Written request » Exact repetition is required: output every record in full.

Information provided »
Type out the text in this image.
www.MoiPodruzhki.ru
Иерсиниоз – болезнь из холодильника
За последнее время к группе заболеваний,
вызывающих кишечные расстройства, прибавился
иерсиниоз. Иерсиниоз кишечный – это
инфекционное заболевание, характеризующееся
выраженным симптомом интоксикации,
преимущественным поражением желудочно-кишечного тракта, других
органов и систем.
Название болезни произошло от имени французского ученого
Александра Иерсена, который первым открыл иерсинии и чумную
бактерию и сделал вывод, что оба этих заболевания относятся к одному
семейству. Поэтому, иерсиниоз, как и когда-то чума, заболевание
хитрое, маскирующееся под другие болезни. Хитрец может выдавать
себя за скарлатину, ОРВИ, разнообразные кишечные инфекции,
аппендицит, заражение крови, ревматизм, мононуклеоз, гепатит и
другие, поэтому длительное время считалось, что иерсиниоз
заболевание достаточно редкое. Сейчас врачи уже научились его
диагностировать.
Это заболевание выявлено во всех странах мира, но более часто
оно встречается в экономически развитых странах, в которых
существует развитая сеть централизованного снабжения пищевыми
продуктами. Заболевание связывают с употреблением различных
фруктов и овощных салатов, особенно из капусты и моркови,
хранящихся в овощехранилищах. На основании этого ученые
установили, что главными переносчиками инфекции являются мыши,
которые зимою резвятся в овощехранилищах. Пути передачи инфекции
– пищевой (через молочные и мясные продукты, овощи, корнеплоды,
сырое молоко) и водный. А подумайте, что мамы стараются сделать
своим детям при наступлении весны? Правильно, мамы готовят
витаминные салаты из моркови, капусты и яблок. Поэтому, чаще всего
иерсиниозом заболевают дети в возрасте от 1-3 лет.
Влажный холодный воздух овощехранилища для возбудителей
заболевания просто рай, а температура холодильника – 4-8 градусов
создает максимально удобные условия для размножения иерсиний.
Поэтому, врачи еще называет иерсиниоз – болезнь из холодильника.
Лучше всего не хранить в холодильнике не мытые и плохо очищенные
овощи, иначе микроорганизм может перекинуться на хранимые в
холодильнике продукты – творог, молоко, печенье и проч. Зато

Solution to this exercise »
Type out the text in this image.
www.MoiPodruzhki.ru
Иерсиниоз – болезнь из холодильника
За последнее время к группе заболеваний,
вызывающих кишечные расстройства, прибавился
иерсиниоз. Иерсиниоз кишечный – это
инфекционное заболевание, характеризующееся
выраженным симптомом интоксикации,
преимущественным поражением желудочно-кишечного тракта, других
органов и систем.
Название болезни произошло от имени французского ученого
Александра Иерсена, который первым открыл иерсинии и чумную
бактерию и сделал вывод, что оба этих заболевания относятся к одному
семейству. Поэтому, иерсиниоз, как и когда-то чума, заболевание
хитрое, маскирующееся под другие болезни. Хитрец может выдавать
себя за скарлатину, ОРВИ, разнообразные кишечные инфекции,
аппендицит, заражение крови, ревматизм, мононуклеоз, гепатит и
другие, поэтому длительное время считалось, что иерсиниоз
заболевание достаточно редкое. Сейчас врачи уже научились его
диагностировать.
Это заболевание выявлено во всех странах мира, но более часто
оно встречается в экономически развитых странах, в которых
существует развитая сеть централизованного снабжения пищевыми
продуктами. Заболевание связывают с употреблением различных
фруктов и овощных салатов, особенно из капусты и моркови,
хранящихся в овощехранилищах. На основании этого ученые
установили, что главными переносчиками инфекции являются мыши,
которые зимою резвятся в овощехранилищах. Пути передачи инфекции
– пищевой (через молочные и мясные продукты, овощи, корнеплоды,
сырое молоко) и водный. А подумайте, что мамы стараются сделать
своим детям при наступлении весны? Правильно, мамы готовят
витаминные салаты из моркови, капусты и яблок. Поэтому, чаще всего
иерсиниозом заболевают дети в возрасте от 1-3 лет.
Влажный холодный воздух овощехранилища для возбудителей
заболевания просто рай, а температура холодильника – 4-8 градусов
создает максимально удобные условия для размножения иерсиний.
Поэтому, врачи еще называет иерсиниоз – болезнь из холодильника.
Лучше всего не хранить в холодильнике не мытые и плохо очищенные
овощи, иначе микроорганизм может перекинуться на хранимые в
холодильнике продукты – творог, молоко, печенье и проч. Зато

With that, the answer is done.